### EXTRACTED MATERIAL

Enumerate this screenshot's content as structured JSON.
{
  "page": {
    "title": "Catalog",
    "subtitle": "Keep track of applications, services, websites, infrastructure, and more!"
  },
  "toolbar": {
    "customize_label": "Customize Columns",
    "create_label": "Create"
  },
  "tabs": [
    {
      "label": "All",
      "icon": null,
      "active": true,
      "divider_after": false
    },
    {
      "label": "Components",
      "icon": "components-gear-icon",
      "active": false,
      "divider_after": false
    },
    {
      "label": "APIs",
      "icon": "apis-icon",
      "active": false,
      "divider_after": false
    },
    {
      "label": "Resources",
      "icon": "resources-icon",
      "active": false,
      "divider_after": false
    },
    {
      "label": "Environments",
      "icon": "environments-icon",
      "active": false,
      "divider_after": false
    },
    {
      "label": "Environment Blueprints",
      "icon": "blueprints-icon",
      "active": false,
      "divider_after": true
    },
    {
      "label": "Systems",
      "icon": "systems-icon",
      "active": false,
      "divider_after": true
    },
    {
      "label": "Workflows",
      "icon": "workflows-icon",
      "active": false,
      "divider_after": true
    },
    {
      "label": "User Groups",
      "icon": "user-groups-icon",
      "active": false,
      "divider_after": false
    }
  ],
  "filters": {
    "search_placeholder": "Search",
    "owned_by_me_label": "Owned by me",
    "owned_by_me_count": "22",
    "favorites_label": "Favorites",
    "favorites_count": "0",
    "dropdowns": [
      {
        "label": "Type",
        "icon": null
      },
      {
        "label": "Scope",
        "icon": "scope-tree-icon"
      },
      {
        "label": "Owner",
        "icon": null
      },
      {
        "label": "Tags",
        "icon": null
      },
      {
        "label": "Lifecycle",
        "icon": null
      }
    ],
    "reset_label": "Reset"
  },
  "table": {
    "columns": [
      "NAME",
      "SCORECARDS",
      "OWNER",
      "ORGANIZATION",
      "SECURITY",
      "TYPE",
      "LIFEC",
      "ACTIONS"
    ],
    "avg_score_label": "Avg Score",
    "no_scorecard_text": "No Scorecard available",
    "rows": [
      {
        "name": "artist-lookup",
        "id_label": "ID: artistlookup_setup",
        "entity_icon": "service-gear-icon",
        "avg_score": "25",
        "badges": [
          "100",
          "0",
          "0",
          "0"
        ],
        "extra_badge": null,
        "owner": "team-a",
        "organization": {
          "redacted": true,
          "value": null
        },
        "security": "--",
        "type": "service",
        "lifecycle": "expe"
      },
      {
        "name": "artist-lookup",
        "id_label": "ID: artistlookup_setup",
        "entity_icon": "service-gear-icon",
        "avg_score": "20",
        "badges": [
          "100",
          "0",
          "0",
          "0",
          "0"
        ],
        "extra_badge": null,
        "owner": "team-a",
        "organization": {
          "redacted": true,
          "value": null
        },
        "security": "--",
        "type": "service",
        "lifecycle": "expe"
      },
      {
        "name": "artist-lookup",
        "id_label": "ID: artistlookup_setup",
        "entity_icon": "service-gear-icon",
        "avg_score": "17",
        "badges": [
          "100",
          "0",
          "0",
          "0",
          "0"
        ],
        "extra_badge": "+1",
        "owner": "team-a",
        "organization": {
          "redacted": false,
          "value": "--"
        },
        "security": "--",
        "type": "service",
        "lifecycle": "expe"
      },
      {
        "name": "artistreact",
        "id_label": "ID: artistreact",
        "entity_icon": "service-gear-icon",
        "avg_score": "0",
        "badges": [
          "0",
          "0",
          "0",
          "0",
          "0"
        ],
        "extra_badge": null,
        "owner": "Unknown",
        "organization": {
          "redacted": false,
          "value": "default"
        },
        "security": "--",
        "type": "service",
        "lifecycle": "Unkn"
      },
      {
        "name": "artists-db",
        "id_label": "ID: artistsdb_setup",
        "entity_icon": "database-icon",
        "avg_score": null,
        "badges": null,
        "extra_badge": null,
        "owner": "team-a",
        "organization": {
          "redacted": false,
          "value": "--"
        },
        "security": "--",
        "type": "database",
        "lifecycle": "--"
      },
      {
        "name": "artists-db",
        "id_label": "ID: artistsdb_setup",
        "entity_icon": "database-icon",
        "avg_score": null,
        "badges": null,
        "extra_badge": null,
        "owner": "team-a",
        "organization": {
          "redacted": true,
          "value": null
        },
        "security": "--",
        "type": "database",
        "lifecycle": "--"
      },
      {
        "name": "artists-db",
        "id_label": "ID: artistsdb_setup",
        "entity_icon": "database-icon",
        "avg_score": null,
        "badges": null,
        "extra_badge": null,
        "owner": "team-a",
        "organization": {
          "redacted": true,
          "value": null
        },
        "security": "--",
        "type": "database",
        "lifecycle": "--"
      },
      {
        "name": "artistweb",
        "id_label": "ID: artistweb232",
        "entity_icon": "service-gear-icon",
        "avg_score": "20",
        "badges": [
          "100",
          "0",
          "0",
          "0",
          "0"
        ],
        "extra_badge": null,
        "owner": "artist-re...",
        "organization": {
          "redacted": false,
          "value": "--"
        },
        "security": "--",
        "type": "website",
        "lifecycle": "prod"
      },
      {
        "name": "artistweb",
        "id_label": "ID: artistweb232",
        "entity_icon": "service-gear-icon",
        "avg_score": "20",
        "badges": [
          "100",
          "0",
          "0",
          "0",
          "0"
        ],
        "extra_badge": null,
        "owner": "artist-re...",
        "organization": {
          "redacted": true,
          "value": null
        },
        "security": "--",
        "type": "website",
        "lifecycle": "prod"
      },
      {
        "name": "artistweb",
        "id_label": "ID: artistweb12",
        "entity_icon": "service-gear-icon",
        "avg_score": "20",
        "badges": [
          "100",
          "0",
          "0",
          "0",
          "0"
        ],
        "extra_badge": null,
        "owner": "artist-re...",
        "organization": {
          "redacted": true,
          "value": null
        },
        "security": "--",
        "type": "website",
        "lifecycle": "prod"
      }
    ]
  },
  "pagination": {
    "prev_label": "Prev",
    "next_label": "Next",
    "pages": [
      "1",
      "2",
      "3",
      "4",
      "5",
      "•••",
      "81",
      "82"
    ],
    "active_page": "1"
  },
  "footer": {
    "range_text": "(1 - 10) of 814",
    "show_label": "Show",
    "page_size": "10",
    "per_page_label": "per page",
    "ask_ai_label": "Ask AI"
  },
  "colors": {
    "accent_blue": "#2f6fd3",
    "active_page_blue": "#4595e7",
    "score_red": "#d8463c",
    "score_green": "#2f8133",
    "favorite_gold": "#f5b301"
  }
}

### EXERCISE INSTRUCTIONS
All of the data needs to be printed once more, exactly.

### OUTPUT
Enumerate this screenshot's content as structured JSON.
{
  "page": {
    "title": "Catalog",
    "subtitle": "Keep track of applications, services, websites, infrastructure, and more!"
  },
  "toolbar": {
    "customize_label": "Customize Columns",
    "create_label": "Create"
  },
  "tabs": [
    {
      "label": "All",
      "icon": null,
      "active": true,
      "divider_after": false
    },
    {
      "label": "Components",
      "icon": "components-gear-icon",
      "active": false,
      "divider_after": false
    },
    {
      "label": "APIs",
      "icon": "apis-icon",
      "active": false,
      "divider_after": false
    },
    {
      "label": "Resources",
      "icon": "resources-icon",
      "active": false,
      "divider_after": false
    },
    {
      "label": "Environments",
      "icon": "environments-icon",
      "active": false,
      "divider_after": false
    },
    {
      "label": "Environment Blueprints",
      "icon": "blueprints-icon",
      "active": false,
      "divider_after": true
    },
    {
      "label": "Systems",
      "icon": "systems-icon",
      "active": false,
      "divider_after": true
    },
    {
      "label": "Workflows",
      "icon": "workflows-icon",
      "active": false,
      "divider_after": true
    },
    {
      "label": "User Groups",
      "icon": "user-groups-icon",
      "active": false,
      "divider_after": false
    }
  ],
  "filters": {
    "search_placeholder": "Search",
    "owned_by_me_label": "Owned by me",
    "owned_by_me_count": "22",
    "favorites_label": "Favorites",
    "favorites_count": "0",
    "dropdowns": [
      {
        "label": "Type",
        "icon": null
      },
      {
        "label": "Scope",
        "icon": "scope-tree-icon"
      },
      {
        "label": "Owner",
        "icon": null
      },
      {
        "label": "Tags",
        "icon": null
      },
      {
        "label": "Lifecycle",
        "icon": null
      }
    ],
    "reset_label": "Reset"
  },
  "table": {
    "columns": [
      "NAME",
      "SCORECARDS",
      "OWNER",
      "ORGANIZATION",
      "SECURITY",
      "TYPE",
      "LIFEC",
      "ACTIONS"
    ],
    "avg_score_label": "Avg Score",
    "no_scorecard_text": "No Scorecard available",
    "rows": [
      {
        "name": "artist-lookup",
        "id_label": "ID: artistlookup_setup",
        "entity_icon": "service-gear-icon",
        "avg_score": "25",
        "badges": [
          "100",
          "0",
          "0",
          "0"
        ],
        "extra_badge": null,
        "owner": "team-a",
        "organization": {
          "redacted": true,
          "value": null
        },
        "security": "--",
        "type": "service",
        "lifecycle": "expe"
      },
      {
        "name": "artist-lookup",
        "id_label": "ID: artistlookup_setup",
        "entity_icon": "service-gear-icon",
        "avg_score": "20",
        "badges": [
          "100",
          "0",
          "0",
          "0",
          "0"
        ],
        "extra_badge": null,
        "owner": "team-a",
        "organization": {
          "redacted": true,
          "value": null
        },
        "security": "--",
        "type": "service",
        "lifecycle": "expe"
      },
      {
        "name": "artist-lookup",
        "id_label": "ID: artistlookup_setup",
        "entity_icon": "service-gear-icon",
        "avg_score": "17",
        "badges": [
          "100",
          "0",
          "0",
          "0",
          "0"
        ],
        "extra_badge": "+1",
        "owner": "team-a",
        "organization": {
          "redacted": false,
          "value": "--"
        },
        "security": "--",
        "type": "service",
        "lifecycle": "expe"
      },
      {
        "name": "artistreact",
        "id_label": "ID: artistreact",
        "entity_icon": "service-gear-icon",
        "avg_score": "0",
        "badges": [
          "0",
          "0",
          "0",
          "0",
          "0"
        ],
        "extra_badge": null,
        "owner": "Unknown",
        "organization": {
          "redacted": false,
          "value": "default"
        },
        "security": "--",
        "type": "service",
        "lifecycle": "Unkn"
      },
      {
        "name": "artists-db",
        "id_label": "ID: artistsdb_setup",
        "entity_icon": "database-icon",
        "avg_score": null,
        "badges": null,
        "extra_badge": null,
        "owner": "team-a",
        "organization": {
          "redacted": false,
          "value": "--"
        },
        "security": "--",
        "type": "database",
        "lifecycle": "--"
      },
      {
        "name": "artists-db",
        "id_label": "ID: artistsdb_setup",
        "entity_icon": "database-icon",
        "avg_score": null,
        "badges": null,
        "extra_badge": null,
        "owner": "team-a",
        "organization": {
          "redacted": true,
          "value": null
        },
        "security": "--",
        "type": "database",
        "lifecycle": "--"
      },
      {
        "name": "artists-db",
        "id_label": "ID: artistsdb_setup",
        "entity_icon": "database-icon",
        "avg_score": null,
        "badges": null,
        "extra_badge": null,
        "owner": "team-a",
        "organization": {
          "redacted": true,
          "value": null
        },
        "security": "--",
        "type": "database",
        "lifecycle": "--"
      },
      {
        "name": "artistweb",
        "id_label": "ID: artistweb232",
        "entity_icon": "service-gear-icon",
        "avg_score": "20",
        "badges": [
          "100",
          "0",
          "0",
          "0",
          "0"
        ],
        "extra_badge": null,
        "owner": "artist-re...",
        "organization": {
          "redacted": false,
          "value": "--"
        },
        "security": "--",
        "type": "website",
        "lifecycle": "prod"
      },
      {
        "name": "artistweb",
        "id_label": "ID: artistweb232",
        "entity_icon": "service-gear-icon",
        "avg_score": "20",
        "badges": [
          "100",
          "0",
          "0",
          "0",
          "0"
        ],
        "extra_badge": null,
        "owner": "artist-re...",
        "organization": {
          "redacted": true,
          "value": null
        },
        "security": "--",
        "type": "website",
        "lifecycle": "prod"
      },
      {
        "name": "artistweb",
        "id_label": "ID: artistweb12",
        "entity_icon": "service-gear-icon",
        "avg_score": "20",
        "badges": [
          "100",
          "0",
          "0",
          "0",
          "0"
        ],
        "extra_badge": null,
        "owner": "artist-re...",
        "organization": {
          "redacted": true,
          "value": null
        },
        "security": "--",
        "type": "website",
        "lifecycle": "prod"
      }
    ]
  },
  "pagination": {
    "prev_label": "Prev",
    "next_label": "Next",
    "pages": [
      "1",
      "2",
      "3",
      "4",
      "5",
      "•••",
      "81",
      "82"
    ],
    "active_page": "1"
  },
  "footer": {
    "range_text": "(1 - 10) of 814",
    "show_label": "Show",
    "page_size": "10",
    "per_page_label": "per page",
    "ask_ai_label": "Ask AI"
  },
  "colors": {
    "accent_blue": "#2f6fd3",
    "active_page_blue": "#4595e7",
    "score_red": "#d8463c",
    "score_green": "#2f8133",
    "favorite_gold": "#f5b301"
  }
}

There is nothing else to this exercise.